Task objective
Filter the entries below, keeping every line that has the word "MÁSODIKHOZ".

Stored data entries
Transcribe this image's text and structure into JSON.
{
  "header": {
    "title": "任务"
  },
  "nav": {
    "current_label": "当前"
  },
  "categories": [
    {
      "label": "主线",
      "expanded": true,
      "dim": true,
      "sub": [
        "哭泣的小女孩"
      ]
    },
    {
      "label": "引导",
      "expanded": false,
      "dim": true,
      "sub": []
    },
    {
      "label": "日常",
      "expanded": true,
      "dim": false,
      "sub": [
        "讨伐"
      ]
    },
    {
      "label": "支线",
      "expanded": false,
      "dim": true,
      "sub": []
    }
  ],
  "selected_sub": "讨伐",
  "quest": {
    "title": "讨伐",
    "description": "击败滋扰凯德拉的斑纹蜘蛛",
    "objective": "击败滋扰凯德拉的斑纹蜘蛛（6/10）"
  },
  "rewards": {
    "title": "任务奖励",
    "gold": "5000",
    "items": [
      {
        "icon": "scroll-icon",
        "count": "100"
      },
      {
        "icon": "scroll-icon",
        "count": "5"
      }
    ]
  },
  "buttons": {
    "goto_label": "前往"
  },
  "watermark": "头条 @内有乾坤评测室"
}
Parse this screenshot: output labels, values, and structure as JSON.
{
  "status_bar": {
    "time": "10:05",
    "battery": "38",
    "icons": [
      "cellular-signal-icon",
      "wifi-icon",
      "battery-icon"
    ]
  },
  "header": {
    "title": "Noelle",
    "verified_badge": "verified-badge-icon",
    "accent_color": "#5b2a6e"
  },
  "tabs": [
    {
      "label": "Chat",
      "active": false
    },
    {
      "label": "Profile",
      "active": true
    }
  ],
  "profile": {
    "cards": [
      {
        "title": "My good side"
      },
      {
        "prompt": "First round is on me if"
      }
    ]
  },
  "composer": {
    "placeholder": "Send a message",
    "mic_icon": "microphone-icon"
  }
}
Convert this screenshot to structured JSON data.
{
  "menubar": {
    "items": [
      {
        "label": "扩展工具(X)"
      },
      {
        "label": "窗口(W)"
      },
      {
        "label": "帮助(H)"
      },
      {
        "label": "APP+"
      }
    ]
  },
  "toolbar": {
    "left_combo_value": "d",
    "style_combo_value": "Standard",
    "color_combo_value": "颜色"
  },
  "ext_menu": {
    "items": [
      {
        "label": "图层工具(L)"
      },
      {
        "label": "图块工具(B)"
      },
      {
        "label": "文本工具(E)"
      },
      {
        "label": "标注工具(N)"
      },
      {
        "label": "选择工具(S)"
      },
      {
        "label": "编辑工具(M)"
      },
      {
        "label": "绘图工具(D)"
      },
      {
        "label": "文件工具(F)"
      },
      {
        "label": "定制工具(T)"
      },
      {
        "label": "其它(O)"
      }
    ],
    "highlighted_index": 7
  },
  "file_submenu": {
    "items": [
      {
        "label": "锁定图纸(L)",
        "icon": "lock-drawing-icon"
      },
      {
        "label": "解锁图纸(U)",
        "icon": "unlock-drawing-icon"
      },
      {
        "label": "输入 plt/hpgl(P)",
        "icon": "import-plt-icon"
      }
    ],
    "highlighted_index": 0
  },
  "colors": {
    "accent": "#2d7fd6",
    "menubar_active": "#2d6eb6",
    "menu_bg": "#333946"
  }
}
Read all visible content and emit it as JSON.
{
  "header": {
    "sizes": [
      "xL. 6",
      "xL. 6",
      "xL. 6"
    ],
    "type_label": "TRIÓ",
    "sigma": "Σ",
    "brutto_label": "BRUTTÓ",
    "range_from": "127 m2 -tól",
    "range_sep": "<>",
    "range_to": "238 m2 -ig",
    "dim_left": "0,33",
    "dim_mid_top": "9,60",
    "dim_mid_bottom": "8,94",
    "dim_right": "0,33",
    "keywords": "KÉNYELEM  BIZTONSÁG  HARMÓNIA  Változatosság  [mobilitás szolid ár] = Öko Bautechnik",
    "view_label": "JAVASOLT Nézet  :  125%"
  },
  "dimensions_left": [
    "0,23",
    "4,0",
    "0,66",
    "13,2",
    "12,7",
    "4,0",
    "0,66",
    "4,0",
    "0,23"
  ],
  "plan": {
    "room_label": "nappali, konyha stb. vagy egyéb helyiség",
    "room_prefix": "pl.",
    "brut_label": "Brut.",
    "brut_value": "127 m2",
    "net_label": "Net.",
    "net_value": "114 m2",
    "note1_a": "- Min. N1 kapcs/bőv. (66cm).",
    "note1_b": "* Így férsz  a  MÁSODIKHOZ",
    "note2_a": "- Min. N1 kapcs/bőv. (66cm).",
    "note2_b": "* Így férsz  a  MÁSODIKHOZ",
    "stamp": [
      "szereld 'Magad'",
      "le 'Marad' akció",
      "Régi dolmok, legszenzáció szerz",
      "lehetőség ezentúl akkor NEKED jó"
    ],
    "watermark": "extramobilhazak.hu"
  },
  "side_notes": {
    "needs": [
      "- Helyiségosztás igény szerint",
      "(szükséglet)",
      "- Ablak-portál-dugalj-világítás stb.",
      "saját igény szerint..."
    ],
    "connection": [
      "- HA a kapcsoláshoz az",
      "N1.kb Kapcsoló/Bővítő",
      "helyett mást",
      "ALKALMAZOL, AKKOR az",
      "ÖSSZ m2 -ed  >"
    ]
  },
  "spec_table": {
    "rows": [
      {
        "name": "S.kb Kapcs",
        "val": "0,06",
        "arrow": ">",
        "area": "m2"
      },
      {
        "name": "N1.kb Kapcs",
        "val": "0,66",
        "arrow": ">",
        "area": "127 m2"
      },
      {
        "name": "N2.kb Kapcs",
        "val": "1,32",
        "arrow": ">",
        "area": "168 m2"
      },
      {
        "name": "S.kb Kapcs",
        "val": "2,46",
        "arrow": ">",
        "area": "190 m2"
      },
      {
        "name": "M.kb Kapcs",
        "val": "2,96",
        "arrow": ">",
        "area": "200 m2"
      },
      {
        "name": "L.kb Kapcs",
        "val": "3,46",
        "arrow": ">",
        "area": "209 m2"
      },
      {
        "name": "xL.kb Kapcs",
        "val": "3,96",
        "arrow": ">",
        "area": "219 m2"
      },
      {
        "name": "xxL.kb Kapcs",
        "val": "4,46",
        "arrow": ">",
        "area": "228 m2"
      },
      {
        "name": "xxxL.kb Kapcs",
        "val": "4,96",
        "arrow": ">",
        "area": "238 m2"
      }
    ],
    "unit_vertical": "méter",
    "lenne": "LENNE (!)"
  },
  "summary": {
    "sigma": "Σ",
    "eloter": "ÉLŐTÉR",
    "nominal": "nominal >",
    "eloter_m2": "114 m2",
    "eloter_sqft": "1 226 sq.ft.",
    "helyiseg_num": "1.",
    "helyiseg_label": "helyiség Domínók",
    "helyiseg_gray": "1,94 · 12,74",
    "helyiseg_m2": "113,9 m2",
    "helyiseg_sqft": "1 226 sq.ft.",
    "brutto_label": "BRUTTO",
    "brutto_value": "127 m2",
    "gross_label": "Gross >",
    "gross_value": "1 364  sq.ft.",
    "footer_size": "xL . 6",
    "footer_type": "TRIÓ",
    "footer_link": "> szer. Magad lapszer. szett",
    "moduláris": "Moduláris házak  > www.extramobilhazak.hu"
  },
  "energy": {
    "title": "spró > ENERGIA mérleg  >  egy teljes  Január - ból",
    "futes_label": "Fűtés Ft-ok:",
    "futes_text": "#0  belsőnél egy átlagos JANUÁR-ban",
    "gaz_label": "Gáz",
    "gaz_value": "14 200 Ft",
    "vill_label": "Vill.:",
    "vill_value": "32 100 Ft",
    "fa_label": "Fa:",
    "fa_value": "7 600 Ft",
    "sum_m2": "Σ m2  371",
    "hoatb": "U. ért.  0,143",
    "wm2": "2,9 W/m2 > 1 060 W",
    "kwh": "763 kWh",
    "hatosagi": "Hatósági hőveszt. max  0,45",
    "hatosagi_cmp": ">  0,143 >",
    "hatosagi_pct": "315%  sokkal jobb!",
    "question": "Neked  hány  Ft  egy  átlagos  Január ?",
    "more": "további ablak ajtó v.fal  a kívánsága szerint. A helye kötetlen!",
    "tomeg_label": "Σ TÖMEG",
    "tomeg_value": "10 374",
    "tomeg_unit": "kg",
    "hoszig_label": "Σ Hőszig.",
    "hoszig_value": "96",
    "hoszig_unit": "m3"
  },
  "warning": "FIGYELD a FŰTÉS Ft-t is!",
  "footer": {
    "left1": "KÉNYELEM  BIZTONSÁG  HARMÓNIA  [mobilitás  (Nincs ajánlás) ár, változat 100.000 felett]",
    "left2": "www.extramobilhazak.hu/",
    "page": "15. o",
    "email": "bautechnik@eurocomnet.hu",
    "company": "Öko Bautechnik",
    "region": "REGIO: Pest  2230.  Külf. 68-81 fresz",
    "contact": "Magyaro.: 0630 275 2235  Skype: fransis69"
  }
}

Answer below
    "note1_b": "* Így férsz  a  MÁSODIKHOZ",
    "note2_b": "* Így férsz  a  MÁSODIKHOZ",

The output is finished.